- WRITTEN EXERCISE
Please rewrite the lines from the one containing "due-badge: ČEZ 9 DNI (576, 928, 718, 977)" through the one containing "tab-mapa[interactable]: MAPA (638, 1534, 778, 1660)", changing "meter-tick" to "scale-mark" and keeping everything else the same. Return only those lines.

- GIVEN DATA
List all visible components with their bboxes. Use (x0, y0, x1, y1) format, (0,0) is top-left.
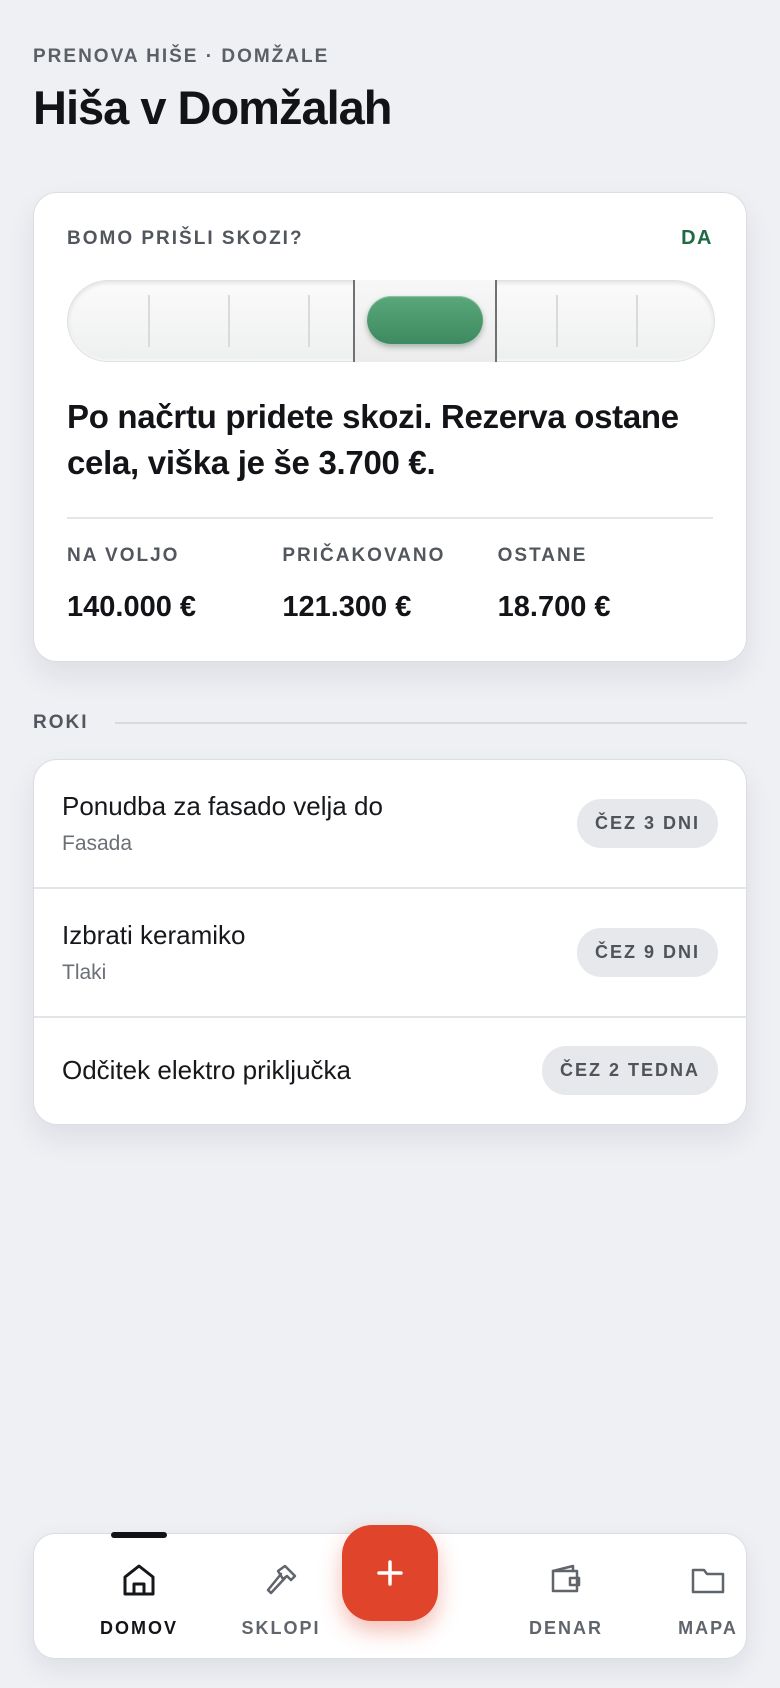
due-badge: ČEZ 9 DNI (576, 928, 718, 977)
divider (67, 517, 713, 520)
meter-tick (308, 295, 310, 347)
project-eyebrow: PRENOVA HIŠE · DOMŽALE (33, 46, 330, 67)
meter-tick (556, 295, 558, 347)
stat-available: NA VOLJO 140.000 € (67, 545, 282, 624)
deadline-item[interactable]: Izbrati keramiko Tlaki ČEZ 9 DNI (34, 889, 746, 1018)
budget-meter (67, 280, 715, 362)
tab-label: SKLOPI (241, 1618, 321, 1638)
deadlines-section-header: ROKI (33, 712, 747, 734)
stat-label: NA VOLJO (67, 545, 180, 567)
status-verdict: Po načrtu pridete skozi. Rezerva ostane … (67, 398, 679, 481)
status-header: BOMO PRIŠLI SKOZI? DA (67, 227, 713, 250)
add-button[interactable] (342, 1525, 438, 1621)
tab-mapa[interactable]: MAPA (638, 1534, 778, 1660)
budget-status-card: BOMO PRIŠLI SKOZI? DA Po načrtu pridete … (33, 192, 747, 662)
active-tab-indicator (111, 1532, 167, 1538)
deadline-text: Odčitek elektro priključka (62, 1055, 542, 1086)
deadline-item[interactable]: Odčitek elektro priključka ČEZ 2 TEDNA (34, 1018, 746, 1122)
tab-sklopi[interactable]: SKLOPI (211, 1534, 351, 1660)
page-title: Hiša v Domžalah (33, 81, 393, 134)
hammer-icon (266, 1564, 297, 1595)
stat-label: OSTANE (497, 545, 588, 567)
meter-tick (636, 295, 638, 347)
tab-label: DOMOV (99, 1618, 178, 1638)
deadline-category: Fasada (62, 832, 133, 855)
tab-domov[interactable]: DOMOV (69, 1532, 209, 1660)
meter-target-window (353, 280, 497, 362)
deadline-title: Izbrati keramiko (62, 920, 246, 950)
plus-icon (377, 1560, 403, 1586)
deadline-category: Tlaki (62, 961, 107, 984)
meter-tick (148, 295, 150, 347)
tab-label: MAPA (678, 1618, 738, 1638)
stat-value: 121.300 € (282, 591, 412, 624)
status-answer: DA (681, 227, 713, 249)
tab-label: DENAR (528, 1618, 603, 1638)
deadline-text: Izbrati keramiko Tlaki (62, 920, 577, 985)
status-question: BOMO PRIŠLI SKOZI? (67, 227, 304, 249)
meter-tick (228, 295, 230, 347)
deadline-title: Odčitek elektro priključka (62, 1054, 351, 1085)
section-divider (114, 722, 747, 724)
due-badge: ČEZ 2 TEDNA (541, 1045, 718, 1095)
tab-denar[interactable]: DENAR (496, 1534, 636, 1660)
stat-value: 140.000 € (67, 591, 197, 624)
stat-value: 18.700 € (497, 591, 611, 624)
stat-expected: PRIČAKOVANO 121.300 € (282, 545, 497, 624)
section-title: ROKI (33, 712, 89, 733)
deadline-title: Ponudba za fasado velja do (62, 791, 383, 821)
deadline-text: Ponudba za fasado velja do Fasada (62, 791, 577, 856)
meter-indicator (367, 296, 483, 344)
stat-label: PRIČAKOVANO (282, 545, 446, 567)
stat-remaining: OSTANE 18.700 € (498, 545, 713, 624)
page-header: PRENOVA HIŠE · DOMŽALE Hiša v Domžalah (33, 46, 747, 135)
deadlines-list: Ponudba za fasado velja do Fasada ČEZ 3 … (33, 759, 747, 1125)
folder-icon (691, 1568, 725, 1594)
home-icon (123, 1564, 155, 1596)
due-badge: ČEZ 3 DNI (576, 799, 718, 848)
deadline-item[interactable]: Ponudba za fasado velja do Fasada ČEZ 3 … (34, 760, 746, 889)
budget-stats: NA VOLJO 140.000 € PRIČAKOVANO 121.300 €… (67, 545, 713, 624)
wallet-icon (551, 1564, 581, 1593)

- EXERCISE SOLUTION
due-badge: ČEZ 9 DNI (576, 928, 718, 977)
divider (67, 517, 713, 520)
scale-mark (308, 295, 310, 347)
project-eyebrow: PRENOVA HIŠE · DOMŽALE (33, 46, 330, 67)
scale-mark (556, 295, 558, 347)
stat-available: NA VOLJO 140.000 € (67, 545, 282, 624)
deadline-item[interactable]: Izbrati keramiko Tlaki ČEZ 9 DNI (34, 889, 746, 1018)
budget-meter (67, 280, 715, 362)
tab-label: SKLOPI (241, 1618, 321, 1638)
deadlines-section-header: ROKI (33, 712, 747, 734)
stat-label: NA VOLJO (67, 545, 180, 567)
status-verdict: Po načrtu pridete skozi. Rezerva ostane … (67, 398, 679, 481)
status-header: BOMO PRIŠLI SKOZI? DA (67, 227, 713, 250)
add-button[interactable] (342, 1525, 438, 1621)
tab-mapa[interactable]: MAPA (638, 1534, 778, 1660)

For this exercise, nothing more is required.